— start of Input data —

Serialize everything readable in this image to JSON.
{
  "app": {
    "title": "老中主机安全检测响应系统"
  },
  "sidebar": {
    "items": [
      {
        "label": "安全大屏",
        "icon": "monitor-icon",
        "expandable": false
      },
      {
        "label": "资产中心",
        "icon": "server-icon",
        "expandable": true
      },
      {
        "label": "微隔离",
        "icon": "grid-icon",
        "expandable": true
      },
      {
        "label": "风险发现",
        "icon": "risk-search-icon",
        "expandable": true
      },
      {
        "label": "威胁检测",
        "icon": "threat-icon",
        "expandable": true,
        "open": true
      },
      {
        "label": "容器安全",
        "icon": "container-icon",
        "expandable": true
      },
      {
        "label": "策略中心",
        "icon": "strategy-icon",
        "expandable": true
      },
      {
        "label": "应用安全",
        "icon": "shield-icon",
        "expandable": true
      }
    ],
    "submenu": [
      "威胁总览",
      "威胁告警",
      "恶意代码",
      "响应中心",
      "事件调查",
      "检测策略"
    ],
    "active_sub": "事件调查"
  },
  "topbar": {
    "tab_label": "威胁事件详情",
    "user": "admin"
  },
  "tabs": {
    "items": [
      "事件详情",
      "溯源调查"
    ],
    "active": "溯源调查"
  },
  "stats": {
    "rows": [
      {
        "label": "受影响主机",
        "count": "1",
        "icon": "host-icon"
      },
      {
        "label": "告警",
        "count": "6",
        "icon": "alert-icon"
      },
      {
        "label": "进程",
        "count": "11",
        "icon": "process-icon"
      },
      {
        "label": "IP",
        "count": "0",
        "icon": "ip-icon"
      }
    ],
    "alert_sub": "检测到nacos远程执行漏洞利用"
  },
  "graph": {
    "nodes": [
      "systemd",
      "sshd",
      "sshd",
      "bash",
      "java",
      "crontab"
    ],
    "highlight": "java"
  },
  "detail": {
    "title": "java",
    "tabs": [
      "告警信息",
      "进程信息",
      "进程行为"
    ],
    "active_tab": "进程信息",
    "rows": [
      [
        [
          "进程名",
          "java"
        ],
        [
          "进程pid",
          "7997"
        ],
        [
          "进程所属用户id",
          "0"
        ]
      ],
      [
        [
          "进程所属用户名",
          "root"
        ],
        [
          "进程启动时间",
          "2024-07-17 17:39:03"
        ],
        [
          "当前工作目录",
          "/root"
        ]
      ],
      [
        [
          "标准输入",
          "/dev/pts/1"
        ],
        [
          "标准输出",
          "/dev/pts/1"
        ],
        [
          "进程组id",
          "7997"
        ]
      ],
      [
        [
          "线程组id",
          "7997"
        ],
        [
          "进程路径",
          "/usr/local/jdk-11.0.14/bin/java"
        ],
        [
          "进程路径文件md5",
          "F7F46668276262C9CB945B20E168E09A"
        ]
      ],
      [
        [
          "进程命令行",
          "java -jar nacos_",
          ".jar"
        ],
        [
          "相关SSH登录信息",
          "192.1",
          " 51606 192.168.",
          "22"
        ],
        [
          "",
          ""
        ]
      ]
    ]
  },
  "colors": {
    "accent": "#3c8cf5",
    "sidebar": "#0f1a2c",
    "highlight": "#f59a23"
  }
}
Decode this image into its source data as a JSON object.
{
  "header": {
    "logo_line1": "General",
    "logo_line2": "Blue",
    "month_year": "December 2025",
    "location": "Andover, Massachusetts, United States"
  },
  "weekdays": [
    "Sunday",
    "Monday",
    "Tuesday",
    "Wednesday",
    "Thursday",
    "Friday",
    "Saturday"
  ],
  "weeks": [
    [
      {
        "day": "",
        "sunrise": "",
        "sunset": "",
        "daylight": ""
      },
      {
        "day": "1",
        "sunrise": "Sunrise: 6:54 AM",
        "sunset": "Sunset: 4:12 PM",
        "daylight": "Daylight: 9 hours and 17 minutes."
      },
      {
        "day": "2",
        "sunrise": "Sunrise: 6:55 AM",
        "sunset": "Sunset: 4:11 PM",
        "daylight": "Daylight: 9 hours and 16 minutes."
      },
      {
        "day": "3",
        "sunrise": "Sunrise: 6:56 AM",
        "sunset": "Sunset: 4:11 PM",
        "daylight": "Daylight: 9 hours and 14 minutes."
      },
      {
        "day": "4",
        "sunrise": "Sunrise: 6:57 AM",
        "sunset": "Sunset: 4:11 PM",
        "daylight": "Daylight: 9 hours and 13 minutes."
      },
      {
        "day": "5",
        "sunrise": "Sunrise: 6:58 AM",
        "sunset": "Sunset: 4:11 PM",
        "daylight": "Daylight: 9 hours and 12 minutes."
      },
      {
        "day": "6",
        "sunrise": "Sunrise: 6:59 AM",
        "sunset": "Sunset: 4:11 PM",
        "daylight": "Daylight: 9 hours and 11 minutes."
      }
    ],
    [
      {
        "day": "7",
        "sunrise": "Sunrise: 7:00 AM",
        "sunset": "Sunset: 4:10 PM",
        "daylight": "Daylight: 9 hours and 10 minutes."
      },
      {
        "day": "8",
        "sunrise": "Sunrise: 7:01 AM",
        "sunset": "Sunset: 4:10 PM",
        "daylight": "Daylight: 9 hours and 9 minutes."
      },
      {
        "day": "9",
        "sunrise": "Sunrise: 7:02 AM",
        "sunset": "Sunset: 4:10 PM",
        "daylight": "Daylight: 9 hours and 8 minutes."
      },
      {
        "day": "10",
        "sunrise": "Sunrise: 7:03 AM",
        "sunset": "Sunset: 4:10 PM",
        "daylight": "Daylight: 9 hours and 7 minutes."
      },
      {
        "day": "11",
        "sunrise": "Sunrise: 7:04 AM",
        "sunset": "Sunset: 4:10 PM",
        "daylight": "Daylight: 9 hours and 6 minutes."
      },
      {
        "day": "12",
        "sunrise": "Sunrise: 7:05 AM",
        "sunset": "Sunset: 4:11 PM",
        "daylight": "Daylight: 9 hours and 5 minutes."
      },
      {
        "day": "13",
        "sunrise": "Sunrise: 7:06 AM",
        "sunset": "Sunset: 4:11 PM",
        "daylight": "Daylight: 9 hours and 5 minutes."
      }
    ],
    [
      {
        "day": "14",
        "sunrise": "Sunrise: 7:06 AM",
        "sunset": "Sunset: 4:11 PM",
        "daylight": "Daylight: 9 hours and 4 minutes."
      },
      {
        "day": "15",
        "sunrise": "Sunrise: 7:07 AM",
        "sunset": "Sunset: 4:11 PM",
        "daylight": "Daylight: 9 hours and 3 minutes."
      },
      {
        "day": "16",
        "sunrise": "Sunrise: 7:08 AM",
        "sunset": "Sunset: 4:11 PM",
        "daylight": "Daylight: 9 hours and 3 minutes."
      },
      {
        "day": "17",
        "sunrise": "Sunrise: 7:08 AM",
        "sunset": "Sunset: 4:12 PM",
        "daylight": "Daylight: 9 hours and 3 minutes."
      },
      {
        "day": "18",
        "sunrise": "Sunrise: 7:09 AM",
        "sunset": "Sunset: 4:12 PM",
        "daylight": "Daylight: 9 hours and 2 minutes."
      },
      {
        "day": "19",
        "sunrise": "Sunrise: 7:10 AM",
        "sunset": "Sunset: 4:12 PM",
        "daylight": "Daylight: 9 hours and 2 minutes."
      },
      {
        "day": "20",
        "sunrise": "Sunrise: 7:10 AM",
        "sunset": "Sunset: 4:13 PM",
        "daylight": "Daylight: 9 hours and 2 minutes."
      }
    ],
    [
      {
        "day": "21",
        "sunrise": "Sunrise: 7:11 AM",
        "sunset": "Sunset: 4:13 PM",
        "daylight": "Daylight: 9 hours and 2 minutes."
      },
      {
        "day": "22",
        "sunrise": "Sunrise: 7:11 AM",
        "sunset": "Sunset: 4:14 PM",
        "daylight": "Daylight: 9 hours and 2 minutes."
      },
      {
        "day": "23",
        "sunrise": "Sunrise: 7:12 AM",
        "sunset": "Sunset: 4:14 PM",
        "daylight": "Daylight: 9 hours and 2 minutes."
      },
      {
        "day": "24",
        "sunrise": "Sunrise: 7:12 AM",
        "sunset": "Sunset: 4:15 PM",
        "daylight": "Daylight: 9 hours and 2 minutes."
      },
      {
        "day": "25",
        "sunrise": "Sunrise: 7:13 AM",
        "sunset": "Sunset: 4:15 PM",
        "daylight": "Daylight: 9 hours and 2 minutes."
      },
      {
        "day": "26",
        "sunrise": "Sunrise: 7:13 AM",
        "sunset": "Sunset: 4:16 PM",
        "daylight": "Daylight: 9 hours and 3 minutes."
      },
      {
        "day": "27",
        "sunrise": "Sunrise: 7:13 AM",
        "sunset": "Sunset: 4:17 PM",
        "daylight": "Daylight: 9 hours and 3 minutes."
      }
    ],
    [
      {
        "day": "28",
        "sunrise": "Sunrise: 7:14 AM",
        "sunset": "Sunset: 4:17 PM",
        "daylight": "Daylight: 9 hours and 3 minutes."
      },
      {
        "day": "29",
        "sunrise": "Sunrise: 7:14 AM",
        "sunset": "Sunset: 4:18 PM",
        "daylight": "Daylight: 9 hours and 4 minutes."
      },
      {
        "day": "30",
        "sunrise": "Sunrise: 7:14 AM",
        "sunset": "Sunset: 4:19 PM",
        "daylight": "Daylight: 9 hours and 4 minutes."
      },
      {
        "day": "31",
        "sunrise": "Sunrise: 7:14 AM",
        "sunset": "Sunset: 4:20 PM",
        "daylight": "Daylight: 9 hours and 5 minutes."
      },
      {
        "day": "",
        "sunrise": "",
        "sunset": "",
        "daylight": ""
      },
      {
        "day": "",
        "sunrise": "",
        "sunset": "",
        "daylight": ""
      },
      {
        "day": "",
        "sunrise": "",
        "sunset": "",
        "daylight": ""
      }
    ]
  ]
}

— end of Input data —

Request >> Your answer should be a single number: the count of lines in the entries that contain the word "JSON".

Written answer >> 2